● To do
Tally the lines of the listing that contain the string "bubble". Give the number and nothing else.

Chart and figure data:
++++++++
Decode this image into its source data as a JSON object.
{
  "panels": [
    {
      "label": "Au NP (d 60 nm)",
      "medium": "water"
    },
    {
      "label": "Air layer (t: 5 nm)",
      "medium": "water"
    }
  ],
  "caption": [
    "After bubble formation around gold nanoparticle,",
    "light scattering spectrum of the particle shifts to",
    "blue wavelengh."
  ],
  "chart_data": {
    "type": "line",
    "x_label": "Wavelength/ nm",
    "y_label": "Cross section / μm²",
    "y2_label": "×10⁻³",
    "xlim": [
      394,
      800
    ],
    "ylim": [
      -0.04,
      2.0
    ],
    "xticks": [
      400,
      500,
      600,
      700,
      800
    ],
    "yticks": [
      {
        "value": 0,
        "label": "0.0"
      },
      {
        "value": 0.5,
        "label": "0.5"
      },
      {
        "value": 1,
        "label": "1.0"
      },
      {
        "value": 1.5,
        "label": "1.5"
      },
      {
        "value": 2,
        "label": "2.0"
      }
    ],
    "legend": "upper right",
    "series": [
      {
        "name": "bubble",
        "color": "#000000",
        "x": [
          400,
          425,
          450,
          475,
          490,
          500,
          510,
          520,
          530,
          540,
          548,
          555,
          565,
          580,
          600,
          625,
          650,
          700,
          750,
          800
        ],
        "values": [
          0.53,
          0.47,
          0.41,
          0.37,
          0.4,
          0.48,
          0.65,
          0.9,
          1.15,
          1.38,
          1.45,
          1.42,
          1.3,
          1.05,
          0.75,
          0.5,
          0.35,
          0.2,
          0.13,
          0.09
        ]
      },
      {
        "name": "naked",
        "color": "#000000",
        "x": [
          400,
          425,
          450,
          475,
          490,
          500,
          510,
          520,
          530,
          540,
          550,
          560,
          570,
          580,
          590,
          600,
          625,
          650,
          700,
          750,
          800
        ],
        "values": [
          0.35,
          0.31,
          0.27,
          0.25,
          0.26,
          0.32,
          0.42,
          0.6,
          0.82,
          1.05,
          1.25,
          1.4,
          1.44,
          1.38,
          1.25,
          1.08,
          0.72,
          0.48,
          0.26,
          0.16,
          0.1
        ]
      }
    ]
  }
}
++++++++
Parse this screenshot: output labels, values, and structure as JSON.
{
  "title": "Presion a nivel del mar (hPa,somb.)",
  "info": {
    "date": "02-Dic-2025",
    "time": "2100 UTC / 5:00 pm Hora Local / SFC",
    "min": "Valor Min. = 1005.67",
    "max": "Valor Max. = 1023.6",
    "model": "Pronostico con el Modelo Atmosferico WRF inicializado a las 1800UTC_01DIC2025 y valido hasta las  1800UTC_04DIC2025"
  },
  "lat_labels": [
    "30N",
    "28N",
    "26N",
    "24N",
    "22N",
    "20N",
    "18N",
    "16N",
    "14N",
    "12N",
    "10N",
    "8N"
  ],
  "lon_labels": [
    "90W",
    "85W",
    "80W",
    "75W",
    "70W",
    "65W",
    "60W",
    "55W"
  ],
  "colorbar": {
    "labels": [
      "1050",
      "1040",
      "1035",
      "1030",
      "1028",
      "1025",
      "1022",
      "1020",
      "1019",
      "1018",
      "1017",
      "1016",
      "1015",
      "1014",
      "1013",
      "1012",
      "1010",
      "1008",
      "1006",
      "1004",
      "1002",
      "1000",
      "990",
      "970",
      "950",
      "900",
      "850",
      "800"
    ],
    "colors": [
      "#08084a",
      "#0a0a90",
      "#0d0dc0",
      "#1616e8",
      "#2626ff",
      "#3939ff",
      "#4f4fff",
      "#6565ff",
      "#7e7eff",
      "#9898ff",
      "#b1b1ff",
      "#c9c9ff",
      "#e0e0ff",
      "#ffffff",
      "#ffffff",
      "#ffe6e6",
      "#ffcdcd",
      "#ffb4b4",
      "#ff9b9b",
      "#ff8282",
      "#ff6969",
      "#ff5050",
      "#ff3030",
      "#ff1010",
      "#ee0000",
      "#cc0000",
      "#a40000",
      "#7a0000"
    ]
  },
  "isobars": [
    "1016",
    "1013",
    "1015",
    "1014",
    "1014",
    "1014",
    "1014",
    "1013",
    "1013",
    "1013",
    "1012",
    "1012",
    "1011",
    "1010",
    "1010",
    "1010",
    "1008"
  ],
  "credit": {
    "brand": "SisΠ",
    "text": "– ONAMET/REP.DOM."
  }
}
++++++++
● Output of the task
2